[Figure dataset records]
● ● ●

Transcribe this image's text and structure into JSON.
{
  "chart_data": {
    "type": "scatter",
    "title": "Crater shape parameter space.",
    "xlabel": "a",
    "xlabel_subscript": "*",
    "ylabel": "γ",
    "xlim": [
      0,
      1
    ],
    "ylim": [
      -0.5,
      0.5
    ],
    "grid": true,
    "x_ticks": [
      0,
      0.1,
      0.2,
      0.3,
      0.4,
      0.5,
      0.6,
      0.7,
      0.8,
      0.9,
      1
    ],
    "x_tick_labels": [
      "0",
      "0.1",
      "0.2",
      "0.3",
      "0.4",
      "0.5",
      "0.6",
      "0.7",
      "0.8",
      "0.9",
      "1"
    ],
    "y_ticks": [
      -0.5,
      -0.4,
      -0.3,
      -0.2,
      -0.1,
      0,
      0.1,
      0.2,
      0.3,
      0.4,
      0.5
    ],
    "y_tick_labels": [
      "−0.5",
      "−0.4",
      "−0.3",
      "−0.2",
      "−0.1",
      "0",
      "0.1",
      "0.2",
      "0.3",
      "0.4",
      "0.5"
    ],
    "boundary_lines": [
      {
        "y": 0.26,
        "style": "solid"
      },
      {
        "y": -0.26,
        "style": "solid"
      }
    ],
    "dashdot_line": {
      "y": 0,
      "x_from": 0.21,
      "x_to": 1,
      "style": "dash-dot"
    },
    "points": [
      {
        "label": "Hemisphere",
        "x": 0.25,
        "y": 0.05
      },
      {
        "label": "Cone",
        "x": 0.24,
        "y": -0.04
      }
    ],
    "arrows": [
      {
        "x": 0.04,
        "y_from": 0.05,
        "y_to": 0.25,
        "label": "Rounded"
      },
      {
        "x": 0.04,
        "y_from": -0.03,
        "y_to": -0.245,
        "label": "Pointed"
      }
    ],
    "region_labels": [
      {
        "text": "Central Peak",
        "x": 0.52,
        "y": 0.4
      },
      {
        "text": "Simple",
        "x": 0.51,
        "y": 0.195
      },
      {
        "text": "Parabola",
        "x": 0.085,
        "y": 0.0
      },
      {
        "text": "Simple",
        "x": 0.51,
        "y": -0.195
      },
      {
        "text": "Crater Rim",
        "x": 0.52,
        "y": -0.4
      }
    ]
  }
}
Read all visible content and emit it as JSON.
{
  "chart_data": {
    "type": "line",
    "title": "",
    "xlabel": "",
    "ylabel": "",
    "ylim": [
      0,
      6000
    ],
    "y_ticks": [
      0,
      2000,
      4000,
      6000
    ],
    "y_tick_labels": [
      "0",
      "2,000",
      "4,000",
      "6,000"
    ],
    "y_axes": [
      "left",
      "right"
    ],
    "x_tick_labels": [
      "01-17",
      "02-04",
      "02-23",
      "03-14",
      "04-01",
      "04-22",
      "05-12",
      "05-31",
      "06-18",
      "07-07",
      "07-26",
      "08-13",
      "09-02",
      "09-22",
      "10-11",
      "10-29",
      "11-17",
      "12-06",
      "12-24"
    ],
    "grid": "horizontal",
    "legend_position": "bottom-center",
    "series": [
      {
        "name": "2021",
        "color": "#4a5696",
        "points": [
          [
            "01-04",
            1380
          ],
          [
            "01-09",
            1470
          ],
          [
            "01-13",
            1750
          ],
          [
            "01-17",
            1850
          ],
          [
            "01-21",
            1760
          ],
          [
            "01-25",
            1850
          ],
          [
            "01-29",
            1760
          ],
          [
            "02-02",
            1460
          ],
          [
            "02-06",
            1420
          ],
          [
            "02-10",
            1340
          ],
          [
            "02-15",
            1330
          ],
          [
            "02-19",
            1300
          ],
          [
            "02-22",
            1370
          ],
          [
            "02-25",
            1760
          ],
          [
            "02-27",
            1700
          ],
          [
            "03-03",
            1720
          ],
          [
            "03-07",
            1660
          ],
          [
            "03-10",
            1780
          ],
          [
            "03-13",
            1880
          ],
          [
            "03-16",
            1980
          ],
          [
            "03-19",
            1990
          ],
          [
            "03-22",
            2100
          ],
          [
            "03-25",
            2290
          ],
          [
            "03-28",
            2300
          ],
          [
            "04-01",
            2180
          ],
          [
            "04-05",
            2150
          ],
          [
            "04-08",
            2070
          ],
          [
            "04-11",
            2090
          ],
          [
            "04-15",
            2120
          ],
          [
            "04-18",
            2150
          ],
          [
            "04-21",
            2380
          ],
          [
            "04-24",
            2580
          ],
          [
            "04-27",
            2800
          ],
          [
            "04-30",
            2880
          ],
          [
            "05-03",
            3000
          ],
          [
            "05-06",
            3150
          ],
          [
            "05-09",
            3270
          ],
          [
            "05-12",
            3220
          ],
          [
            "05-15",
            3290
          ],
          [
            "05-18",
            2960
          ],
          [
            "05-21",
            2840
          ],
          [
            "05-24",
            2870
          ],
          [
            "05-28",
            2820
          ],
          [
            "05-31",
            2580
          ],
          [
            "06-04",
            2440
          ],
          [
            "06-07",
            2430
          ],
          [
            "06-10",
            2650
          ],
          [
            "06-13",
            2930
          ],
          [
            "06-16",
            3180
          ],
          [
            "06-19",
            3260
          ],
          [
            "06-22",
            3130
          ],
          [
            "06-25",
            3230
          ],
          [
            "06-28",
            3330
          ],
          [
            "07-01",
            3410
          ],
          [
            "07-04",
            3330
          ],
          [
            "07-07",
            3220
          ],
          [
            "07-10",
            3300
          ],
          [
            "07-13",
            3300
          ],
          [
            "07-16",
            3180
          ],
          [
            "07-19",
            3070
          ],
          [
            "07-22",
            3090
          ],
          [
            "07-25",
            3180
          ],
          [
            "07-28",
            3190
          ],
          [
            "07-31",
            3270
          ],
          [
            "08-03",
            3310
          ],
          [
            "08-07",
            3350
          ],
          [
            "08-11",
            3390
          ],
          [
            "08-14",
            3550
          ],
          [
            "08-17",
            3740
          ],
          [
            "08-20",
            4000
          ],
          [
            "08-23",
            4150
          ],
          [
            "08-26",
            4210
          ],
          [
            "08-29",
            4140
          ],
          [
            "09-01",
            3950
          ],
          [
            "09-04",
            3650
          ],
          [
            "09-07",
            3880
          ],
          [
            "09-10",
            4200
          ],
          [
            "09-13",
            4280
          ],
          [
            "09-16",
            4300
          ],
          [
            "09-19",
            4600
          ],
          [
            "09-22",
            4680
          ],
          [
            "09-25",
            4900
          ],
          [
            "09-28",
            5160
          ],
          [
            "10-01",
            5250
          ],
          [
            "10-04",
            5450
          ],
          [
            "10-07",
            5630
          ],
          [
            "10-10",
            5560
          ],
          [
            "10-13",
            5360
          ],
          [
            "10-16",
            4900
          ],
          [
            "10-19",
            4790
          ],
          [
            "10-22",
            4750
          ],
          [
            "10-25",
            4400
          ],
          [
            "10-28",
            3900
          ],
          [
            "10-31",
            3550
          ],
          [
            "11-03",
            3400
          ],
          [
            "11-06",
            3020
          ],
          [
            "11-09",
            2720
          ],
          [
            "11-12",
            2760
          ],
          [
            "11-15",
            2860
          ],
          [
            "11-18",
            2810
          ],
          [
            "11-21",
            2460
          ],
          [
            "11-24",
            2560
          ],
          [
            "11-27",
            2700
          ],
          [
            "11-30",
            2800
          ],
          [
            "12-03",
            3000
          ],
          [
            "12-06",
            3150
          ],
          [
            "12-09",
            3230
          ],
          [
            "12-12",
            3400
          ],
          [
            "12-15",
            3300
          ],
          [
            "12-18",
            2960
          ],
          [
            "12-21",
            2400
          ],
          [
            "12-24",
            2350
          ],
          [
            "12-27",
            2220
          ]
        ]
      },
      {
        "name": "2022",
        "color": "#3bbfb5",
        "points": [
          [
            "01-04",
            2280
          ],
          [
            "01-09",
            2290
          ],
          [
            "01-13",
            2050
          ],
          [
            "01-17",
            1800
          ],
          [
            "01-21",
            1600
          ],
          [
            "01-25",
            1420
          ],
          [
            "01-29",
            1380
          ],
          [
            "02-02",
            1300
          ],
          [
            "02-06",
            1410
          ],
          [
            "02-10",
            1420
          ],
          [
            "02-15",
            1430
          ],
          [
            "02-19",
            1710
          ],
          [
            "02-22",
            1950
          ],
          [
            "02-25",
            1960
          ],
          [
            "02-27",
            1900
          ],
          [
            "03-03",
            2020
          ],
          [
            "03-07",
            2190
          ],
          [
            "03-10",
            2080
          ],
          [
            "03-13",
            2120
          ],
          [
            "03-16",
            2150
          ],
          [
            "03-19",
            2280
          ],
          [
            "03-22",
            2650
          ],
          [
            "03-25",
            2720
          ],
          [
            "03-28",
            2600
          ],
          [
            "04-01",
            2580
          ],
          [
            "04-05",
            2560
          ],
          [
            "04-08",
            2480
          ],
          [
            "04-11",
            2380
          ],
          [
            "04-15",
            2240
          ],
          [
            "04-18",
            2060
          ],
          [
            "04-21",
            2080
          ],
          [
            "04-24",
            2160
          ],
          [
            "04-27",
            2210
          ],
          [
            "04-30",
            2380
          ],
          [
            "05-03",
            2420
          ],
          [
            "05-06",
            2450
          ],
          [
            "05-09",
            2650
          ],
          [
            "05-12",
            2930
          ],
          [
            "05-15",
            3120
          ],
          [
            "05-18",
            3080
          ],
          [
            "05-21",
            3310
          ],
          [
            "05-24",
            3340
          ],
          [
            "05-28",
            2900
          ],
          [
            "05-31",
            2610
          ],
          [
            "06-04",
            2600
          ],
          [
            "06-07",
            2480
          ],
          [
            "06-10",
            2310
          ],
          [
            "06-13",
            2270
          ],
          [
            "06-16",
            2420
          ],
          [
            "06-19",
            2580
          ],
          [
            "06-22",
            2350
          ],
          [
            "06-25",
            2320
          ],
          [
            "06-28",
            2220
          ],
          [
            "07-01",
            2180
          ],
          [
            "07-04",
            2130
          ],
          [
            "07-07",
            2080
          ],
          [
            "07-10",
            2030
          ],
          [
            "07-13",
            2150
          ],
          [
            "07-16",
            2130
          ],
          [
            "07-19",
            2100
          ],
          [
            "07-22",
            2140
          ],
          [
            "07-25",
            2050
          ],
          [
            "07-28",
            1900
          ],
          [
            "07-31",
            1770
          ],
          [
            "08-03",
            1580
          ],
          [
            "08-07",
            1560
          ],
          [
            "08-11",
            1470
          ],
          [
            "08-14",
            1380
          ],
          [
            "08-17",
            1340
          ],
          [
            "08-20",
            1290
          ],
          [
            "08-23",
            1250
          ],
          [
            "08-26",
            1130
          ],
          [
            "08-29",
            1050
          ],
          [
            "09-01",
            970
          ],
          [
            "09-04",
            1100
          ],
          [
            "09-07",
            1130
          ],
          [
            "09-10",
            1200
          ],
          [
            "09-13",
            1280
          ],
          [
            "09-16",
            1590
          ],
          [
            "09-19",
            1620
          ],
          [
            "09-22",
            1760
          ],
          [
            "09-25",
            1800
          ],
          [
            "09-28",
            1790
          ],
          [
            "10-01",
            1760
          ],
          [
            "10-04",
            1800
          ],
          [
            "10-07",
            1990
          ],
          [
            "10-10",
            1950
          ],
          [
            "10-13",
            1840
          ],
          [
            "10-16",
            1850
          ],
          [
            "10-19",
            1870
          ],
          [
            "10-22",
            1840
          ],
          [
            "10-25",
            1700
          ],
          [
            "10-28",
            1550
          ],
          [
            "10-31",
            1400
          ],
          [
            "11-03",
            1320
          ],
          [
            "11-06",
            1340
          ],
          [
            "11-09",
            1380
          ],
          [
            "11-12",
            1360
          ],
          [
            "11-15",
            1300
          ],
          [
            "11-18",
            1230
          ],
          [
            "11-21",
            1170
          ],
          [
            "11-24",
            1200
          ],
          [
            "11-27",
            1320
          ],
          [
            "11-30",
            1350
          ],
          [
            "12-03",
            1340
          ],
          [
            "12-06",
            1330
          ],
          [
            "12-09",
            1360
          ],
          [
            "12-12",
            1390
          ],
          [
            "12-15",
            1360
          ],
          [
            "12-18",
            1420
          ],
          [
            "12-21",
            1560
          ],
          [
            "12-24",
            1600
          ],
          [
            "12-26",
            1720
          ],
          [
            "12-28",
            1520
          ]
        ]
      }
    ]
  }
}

● ● ●

[WRITTEN REQUEST]
Scan the data above and copy every line with "Crater" in it.

[CORRECT OUTPUT]
    "title": "Crater shape parameter space.",
        "text": "Crater Rim",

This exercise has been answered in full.